Task directions:
Filter out everything except lines holding "accent".

----------------

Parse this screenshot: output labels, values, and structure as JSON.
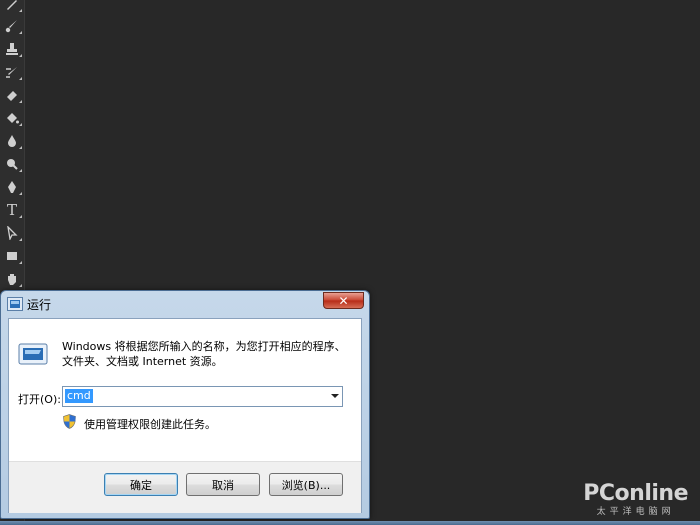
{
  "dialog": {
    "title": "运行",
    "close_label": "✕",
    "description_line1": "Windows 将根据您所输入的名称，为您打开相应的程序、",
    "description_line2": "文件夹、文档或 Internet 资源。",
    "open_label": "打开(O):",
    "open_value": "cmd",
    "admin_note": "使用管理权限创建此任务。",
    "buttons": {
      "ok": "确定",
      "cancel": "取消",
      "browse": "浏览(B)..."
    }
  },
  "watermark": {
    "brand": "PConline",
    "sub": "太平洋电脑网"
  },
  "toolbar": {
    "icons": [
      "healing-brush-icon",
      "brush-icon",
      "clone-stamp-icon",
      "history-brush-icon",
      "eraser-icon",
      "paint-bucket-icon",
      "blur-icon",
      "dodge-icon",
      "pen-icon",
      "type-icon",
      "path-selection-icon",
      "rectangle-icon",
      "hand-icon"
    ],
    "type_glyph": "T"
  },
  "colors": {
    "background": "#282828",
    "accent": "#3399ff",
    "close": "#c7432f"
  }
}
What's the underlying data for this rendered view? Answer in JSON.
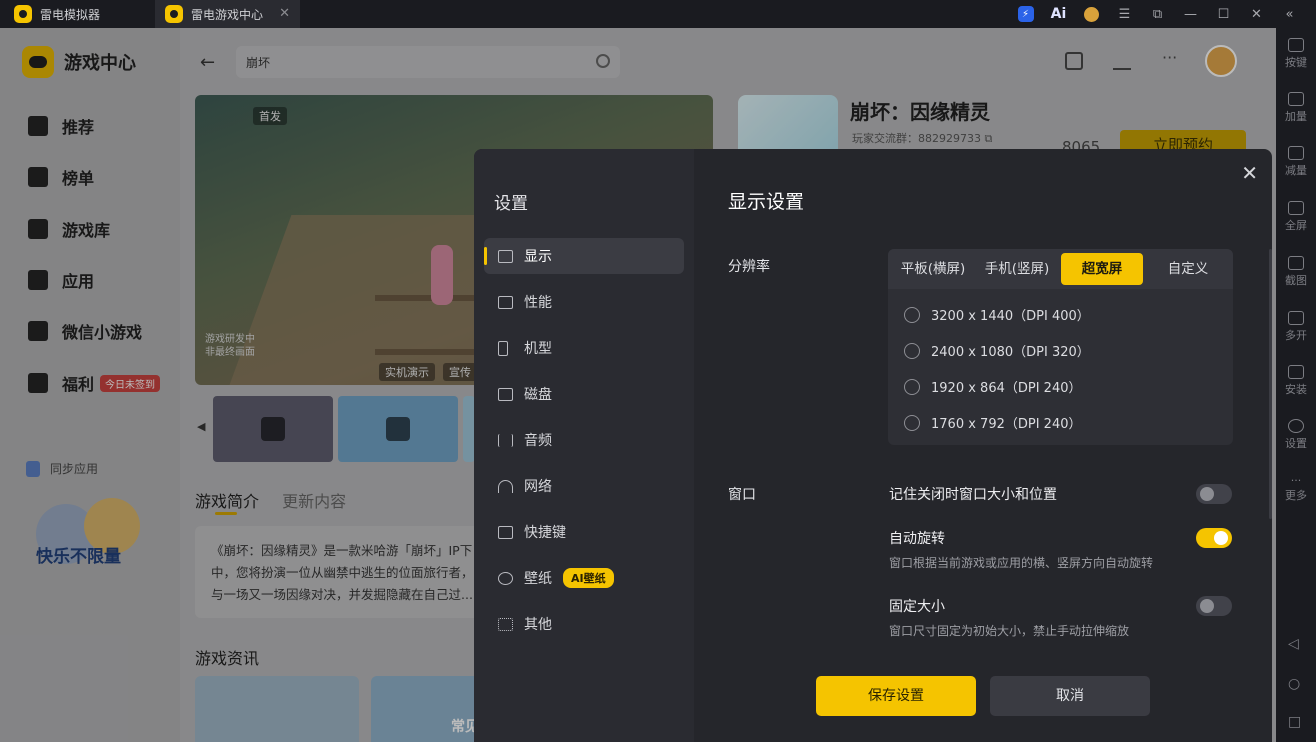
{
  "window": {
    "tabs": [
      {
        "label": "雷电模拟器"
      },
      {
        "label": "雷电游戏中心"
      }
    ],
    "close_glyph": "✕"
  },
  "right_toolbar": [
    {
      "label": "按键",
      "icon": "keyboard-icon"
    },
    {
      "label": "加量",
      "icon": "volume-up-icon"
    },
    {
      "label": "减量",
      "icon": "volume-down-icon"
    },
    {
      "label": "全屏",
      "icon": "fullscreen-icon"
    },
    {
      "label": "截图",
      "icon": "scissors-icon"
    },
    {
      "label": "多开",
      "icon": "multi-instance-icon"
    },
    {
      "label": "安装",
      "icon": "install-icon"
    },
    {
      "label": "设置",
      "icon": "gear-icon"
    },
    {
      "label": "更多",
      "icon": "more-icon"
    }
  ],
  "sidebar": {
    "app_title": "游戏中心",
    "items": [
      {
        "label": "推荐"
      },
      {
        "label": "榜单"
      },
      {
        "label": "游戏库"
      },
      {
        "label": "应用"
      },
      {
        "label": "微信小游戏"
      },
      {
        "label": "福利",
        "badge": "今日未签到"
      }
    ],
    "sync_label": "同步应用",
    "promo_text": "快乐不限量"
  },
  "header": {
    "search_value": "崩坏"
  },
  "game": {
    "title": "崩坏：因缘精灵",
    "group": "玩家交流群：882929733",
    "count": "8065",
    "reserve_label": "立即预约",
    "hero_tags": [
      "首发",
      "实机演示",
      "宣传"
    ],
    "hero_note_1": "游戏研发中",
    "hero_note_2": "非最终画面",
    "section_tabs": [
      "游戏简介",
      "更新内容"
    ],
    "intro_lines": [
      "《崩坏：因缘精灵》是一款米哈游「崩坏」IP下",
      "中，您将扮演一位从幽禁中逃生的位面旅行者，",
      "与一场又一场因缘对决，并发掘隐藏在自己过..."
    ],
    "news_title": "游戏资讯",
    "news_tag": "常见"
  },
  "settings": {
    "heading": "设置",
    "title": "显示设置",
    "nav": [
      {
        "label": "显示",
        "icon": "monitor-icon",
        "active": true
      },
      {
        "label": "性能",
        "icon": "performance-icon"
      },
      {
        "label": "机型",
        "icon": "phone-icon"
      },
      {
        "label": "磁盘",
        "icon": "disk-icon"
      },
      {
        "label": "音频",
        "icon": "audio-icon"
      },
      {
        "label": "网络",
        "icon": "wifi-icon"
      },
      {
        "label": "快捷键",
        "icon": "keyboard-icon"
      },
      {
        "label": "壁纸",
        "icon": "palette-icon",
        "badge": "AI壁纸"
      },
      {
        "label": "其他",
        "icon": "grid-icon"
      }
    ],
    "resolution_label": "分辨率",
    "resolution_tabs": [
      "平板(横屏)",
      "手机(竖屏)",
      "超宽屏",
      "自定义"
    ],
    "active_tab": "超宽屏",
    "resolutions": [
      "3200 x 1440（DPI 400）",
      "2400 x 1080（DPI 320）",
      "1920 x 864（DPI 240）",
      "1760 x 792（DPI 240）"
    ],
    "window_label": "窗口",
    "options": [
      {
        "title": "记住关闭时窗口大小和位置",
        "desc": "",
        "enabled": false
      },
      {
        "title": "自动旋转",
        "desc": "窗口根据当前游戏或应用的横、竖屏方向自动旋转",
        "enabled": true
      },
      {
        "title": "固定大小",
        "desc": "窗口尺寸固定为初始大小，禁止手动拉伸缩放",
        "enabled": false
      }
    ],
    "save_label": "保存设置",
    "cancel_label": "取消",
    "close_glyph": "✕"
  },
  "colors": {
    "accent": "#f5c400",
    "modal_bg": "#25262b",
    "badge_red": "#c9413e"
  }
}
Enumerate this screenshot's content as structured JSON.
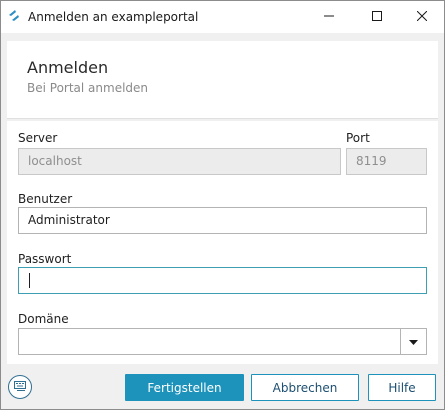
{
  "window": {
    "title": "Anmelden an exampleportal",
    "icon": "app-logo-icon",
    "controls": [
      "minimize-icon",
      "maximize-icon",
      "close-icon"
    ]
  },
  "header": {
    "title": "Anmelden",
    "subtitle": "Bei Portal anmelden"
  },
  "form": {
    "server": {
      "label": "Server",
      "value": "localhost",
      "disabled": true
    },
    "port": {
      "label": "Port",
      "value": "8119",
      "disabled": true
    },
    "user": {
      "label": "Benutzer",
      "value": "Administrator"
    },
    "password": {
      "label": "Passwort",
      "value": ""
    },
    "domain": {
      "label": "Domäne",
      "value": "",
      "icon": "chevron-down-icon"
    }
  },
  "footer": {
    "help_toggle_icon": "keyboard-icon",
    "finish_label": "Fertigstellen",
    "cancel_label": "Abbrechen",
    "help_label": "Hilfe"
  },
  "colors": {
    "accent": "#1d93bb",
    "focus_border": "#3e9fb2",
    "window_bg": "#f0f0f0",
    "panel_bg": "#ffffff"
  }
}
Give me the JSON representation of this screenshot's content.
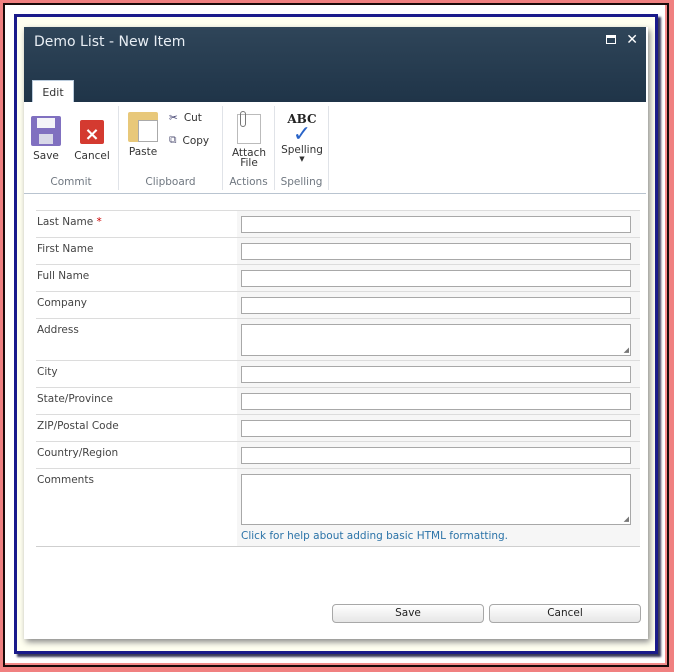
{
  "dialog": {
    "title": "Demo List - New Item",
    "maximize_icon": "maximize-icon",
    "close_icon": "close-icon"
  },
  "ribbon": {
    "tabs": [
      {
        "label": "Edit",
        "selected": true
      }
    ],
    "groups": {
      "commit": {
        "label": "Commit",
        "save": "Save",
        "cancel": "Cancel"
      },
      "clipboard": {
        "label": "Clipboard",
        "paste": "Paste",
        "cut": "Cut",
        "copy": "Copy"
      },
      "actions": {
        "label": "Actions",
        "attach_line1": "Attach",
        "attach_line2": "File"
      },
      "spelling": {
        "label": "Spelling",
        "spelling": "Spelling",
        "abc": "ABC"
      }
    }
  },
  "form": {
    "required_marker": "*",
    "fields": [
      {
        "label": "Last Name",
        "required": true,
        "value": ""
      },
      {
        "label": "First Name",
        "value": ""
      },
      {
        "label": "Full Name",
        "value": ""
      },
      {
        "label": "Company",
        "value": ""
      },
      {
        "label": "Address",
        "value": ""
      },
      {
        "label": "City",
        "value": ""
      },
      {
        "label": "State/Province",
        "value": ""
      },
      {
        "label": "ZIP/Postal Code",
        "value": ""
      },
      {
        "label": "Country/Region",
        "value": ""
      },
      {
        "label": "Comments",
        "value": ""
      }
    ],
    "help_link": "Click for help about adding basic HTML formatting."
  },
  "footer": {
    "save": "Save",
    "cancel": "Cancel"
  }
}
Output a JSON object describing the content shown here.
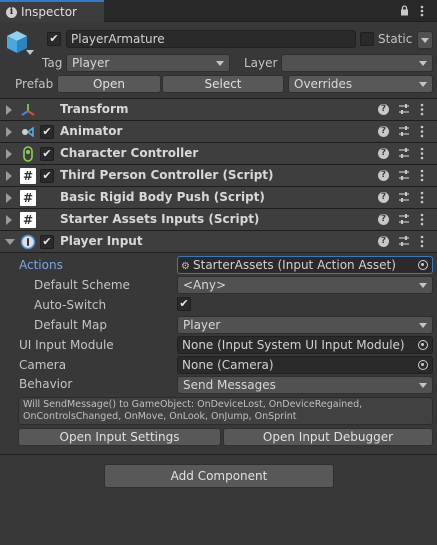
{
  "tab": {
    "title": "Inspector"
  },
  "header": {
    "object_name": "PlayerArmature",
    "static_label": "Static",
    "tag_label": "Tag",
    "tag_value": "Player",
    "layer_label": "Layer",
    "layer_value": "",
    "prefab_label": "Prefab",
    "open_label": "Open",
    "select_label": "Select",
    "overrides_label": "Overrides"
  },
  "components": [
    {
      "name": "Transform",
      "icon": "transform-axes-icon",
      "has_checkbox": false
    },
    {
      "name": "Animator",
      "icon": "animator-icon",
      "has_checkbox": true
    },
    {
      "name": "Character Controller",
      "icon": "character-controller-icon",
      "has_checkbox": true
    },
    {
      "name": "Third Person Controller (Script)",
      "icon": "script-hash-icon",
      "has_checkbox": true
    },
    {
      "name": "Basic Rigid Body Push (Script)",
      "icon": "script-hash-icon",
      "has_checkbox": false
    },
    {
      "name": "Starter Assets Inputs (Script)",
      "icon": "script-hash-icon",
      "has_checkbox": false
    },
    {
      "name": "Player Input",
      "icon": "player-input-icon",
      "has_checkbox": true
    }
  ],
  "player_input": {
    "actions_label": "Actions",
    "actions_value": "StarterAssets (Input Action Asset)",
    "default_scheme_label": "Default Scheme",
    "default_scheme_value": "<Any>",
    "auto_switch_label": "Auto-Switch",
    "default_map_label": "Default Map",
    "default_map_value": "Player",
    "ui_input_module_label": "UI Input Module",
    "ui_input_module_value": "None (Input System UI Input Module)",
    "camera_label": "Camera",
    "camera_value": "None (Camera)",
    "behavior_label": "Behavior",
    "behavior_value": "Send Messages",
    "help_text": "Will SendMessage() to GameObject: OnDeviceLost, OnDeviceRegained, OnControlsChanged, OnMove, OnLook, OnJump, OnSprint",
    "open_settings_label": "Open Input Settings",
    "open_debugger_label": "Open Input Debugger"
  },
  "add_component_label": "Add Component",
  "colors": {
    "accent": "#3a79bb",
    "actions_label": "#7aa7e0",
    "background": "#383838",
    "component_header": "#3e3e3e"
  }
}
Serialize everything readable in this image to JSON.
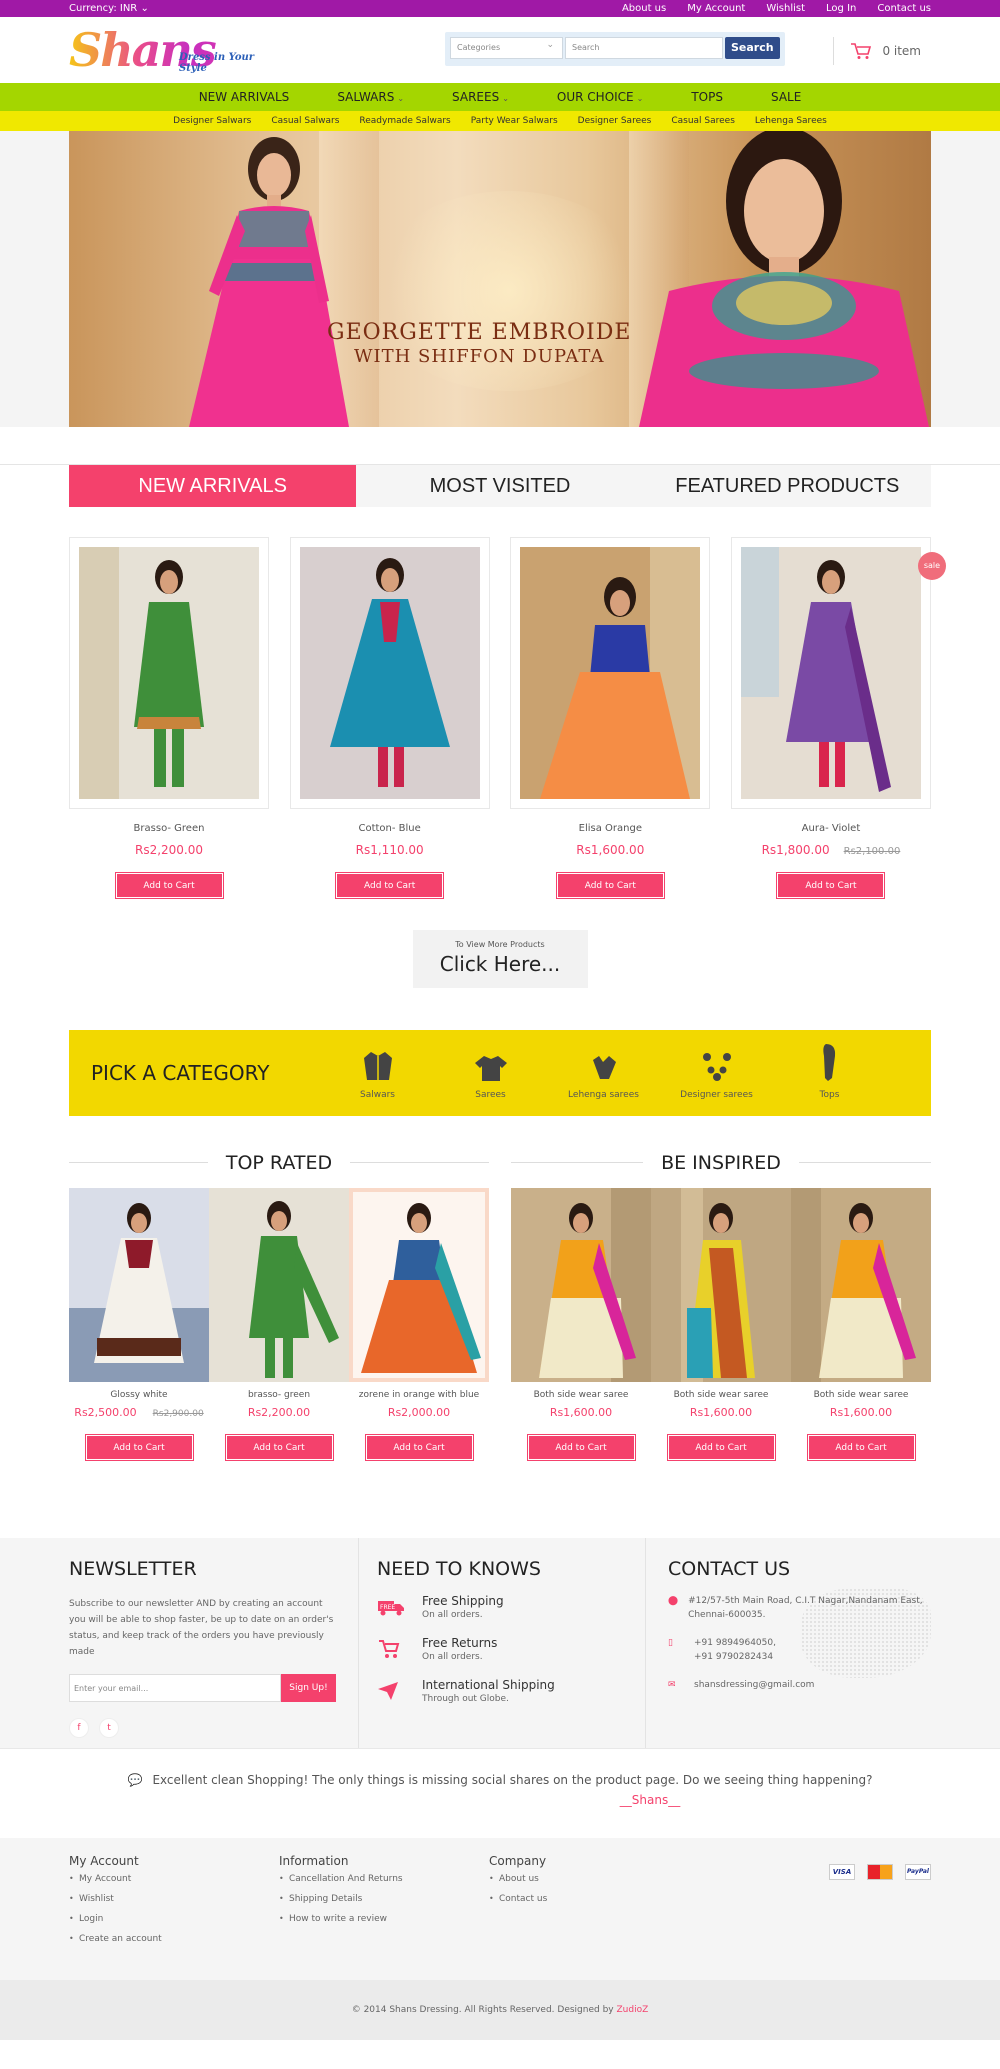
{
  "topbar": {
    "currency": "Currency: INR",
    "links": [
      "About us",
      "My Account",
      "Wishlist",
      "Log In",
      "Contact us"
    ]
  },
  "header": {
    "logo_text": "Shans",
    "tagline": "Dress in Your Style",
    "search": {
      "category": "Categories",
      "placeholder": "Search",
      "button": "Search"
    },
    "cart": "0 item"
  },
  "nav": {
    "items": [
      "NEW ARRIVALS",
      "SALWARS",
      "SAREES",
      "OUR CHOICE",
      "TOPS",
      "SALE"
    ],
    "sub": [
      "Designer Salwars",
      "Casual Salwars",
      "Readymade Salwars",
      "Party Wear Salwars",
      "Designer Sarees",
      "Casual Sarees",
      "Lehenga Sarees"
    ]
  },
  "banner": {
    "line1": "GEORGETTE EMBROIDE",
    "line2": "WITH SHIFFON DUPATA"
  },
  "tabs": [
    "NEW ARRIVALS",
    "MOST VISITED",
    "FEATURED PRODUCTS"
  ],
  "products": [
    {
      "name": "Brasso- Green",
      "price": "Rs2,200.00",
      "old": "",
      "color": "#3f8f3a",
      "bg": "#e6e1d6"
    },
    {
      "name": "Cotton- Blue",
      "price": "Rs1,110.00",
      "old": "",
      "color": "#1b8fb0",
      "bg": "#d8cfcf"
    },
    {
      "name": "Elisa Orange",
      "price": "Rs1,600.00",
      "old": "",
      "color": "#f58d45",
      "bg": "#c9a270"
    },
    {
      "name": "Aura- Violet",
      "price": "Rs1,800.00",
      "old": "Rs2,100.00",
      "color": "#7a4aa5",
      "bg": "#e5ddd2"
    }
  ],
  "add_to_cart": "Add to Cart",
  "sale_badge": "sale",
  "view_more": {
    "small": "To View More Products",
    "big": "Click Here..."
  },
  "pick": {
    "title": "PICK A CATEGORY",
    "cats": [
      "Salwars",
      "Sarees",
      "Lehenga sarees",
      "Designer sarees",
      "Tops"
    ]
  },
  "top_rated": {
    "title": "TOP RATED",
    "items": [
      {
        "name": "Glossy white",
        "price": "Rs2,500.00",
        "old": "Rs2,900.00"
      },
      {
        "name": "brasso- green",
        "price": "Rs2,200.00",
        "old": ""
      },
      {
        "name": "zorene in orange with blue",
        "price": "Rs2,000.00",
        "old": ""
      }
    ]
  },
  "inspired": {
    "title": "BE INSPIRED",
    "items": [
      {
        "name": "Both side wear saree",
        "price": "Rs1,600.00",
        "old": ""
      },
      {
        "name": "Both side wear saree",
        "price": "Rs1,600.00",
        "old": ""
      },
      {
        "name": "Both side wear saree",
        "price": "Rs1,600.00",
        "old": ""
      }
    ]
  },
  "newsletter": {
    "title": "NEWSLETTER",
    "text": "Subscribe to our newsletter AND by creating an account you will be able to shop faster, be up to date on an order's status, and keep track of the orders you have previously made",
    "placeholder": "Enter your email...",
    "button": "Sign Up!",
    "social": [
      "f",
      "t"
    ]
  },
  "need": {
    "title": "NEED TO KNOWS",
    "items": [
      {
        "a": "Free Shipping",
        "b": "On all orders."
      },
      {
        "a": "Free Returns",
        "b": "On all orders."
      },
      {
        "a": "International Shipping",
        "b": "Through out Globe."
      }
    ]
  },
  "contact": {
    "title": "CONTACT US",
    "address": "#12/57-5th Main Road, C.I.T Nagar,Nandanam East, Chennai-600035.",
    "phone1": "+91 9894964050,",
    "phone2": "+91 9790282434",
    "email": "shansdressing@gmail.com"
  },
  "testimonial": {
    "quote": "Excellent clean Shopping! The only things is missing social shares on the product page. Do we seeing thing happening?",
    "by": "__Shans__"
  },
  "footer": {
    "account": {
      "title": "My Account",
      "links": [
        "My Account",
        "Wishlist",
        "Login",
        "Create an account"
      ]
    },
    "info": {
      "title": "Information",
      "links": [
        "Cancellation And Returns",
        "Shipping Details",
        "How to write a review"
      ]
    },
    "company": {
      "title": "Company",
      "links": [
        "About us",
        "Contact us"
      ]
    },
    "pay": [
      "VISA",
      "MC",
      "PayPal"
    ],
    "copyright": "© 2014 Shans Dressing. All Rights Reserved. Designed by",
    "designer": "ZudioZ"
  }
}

----------------

Result of the exercise:
    "accent": "#3399ff",
    "accent": "#f5c400",
    "accent": "#1d93bb",
    "accent": "#3a79bb",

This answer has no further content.